***** Recorded data *****
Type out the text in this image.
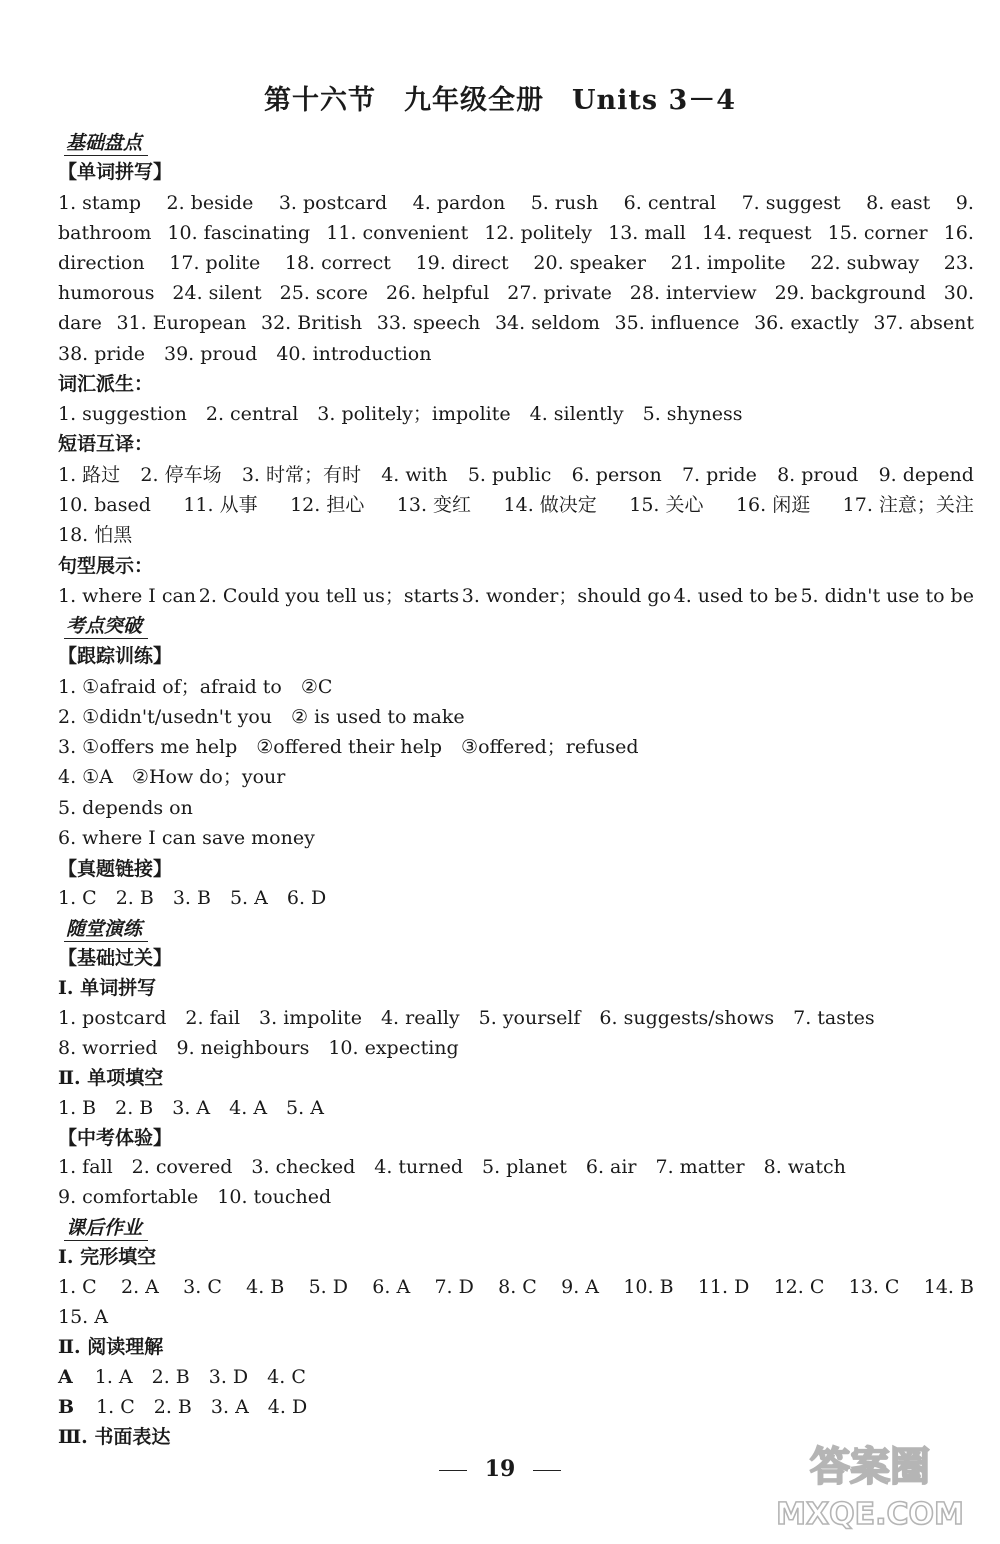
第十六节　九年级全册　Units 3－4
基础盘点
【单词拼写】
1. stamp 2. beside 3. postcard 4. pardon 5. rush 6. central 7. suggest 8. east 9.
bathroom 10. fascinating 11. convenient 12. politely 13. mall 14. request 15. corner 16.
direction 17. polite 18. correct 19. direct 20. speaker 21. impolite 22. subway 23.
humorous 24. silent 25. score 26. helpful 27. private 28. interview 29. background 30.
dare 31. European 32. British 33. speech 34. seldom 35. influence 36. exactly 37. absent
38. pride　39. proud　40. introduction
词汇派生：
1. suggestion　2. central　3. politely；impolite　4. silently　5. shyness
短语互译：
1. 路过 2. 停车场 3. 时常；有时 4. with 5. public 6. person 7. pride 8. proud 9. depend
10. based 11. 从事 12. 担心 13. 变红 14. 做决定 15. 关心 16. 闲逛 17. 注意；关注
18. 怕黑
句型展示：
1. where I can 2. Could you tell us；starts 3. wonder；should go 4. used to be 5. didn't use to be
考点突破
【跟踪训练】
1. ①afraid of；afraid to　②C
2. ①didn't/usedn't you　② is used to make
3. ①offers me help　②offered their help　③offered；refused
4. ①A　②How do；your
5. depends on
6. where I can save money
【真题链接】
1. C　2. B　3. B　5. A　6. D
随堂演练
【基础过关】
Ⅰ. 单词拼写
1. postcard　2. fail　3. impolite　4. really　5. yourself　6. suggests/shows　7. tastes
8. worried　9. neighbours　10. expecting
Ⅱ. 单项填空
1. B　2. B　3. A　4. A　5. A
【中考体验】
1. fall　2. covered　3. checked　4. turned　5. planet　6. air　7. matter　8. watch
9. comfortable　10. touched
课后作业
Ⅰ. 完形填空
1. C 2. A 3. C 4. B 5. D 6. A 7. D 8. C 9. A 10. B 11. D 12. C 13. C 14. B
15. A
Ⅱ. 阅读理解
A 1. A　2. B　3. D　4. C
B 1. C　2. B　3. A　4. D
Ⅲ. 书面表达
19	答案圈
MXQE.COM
*****
***** Recorded data *****
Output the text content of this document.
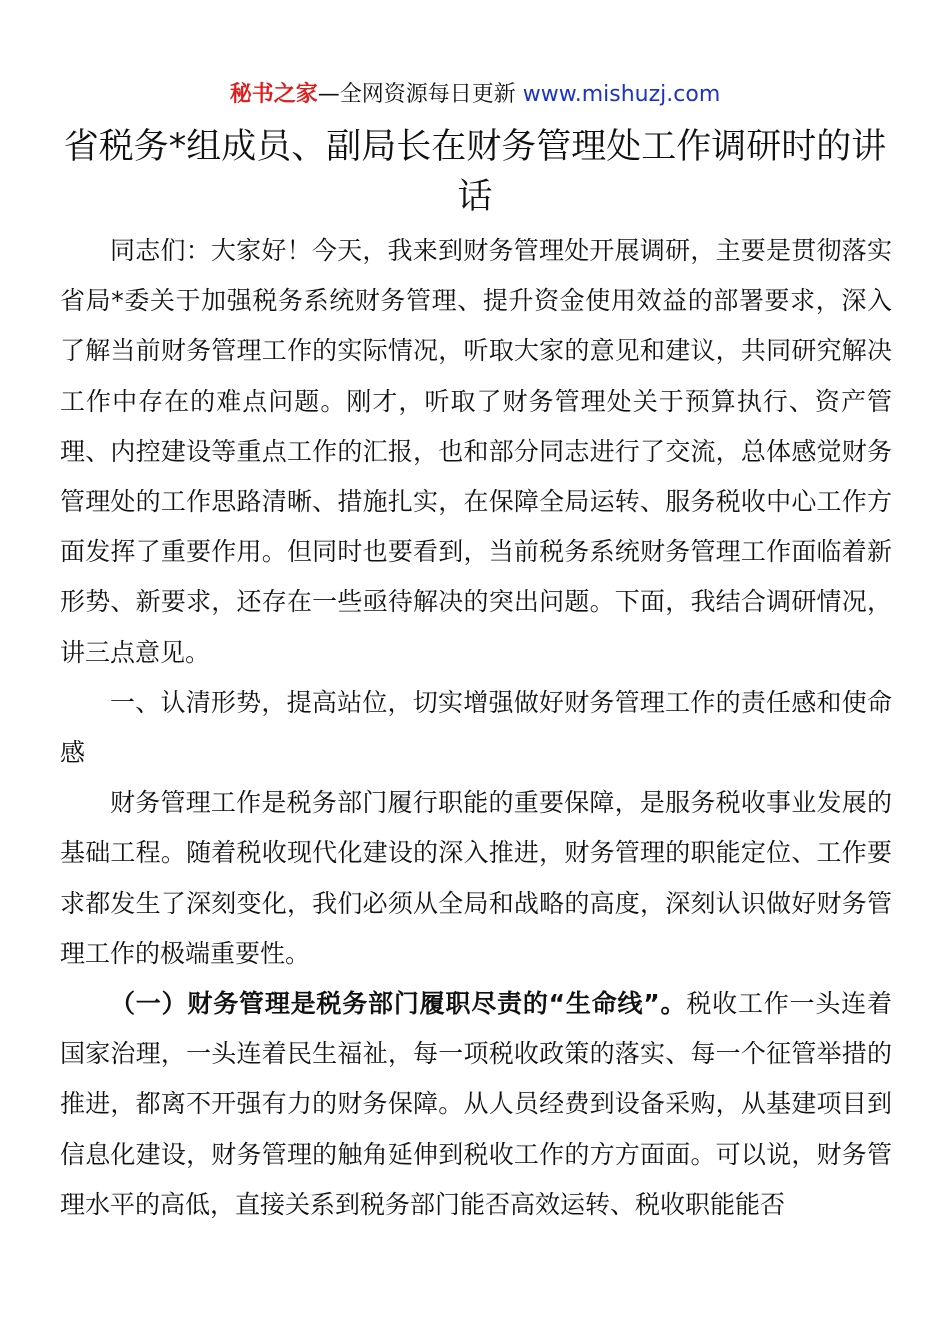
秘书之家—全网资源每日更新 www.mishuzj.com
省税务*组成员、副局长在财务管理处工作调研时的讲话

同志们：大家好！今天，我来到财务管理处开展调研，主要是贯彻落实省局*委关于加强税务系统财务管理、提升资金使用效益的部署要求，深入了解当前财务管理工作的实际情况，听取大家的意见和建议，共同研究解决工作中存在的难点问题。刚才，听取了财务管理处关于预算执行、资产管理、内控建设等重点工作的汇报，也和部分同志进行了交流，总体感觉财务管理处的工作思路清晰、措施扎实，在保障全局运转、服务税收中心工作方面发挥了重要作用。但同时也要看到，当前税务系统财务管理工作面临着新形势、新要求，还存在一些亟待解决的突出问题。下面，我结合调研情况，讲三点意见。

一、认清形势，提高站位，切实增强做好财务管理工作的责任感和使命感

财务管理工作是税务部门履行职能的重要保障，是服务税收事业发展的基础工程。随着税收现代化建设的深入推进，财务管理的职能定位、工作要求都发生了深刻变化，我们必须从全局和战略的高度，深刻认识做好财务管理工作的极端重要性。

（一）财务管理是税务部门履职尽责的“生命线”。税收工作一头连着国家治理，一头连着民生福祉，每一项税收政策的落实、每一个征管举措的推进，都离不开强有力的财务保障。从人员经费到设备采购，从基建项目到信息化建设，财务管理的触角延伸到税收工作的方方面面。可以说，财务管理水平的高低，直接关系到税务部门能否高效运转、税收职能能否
*****
***** Recorded data *****
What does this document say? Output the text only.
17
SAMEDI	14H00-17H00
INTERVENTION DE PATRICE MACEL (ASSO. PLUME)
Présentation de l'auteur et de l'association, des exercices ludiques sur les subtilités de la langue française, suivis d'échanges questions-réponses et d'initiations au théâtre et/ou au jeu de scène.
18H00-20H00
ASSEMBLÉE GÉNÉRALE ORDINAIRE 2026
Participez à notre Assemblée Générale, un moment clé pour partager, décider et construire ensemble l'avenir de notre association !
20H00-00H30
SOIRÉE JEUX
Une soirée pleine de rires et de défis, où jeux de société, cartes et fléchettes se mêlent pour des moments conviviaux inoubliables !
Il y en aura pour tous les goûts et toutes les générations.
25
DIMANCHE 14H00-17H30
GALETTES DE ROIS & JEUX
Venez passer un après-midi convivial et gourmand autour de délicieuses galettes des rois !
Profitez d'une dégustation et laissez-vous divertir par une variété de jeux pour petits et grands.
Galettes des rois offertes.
*****
_Aim of the task_.
Look through the entries above; copy every line holding the string "impolite".

_Exercise response_.
direction 17. polite 18. correct 19. direct 20. speaker 21. impolite 22. subway 23.
1. suggestion　2. central　3. politely；impolite　4. silently　5. shyness
1. postcard　2. fail　3. impolite　4. really　5. yourself　6. suggests/shows　7. tastes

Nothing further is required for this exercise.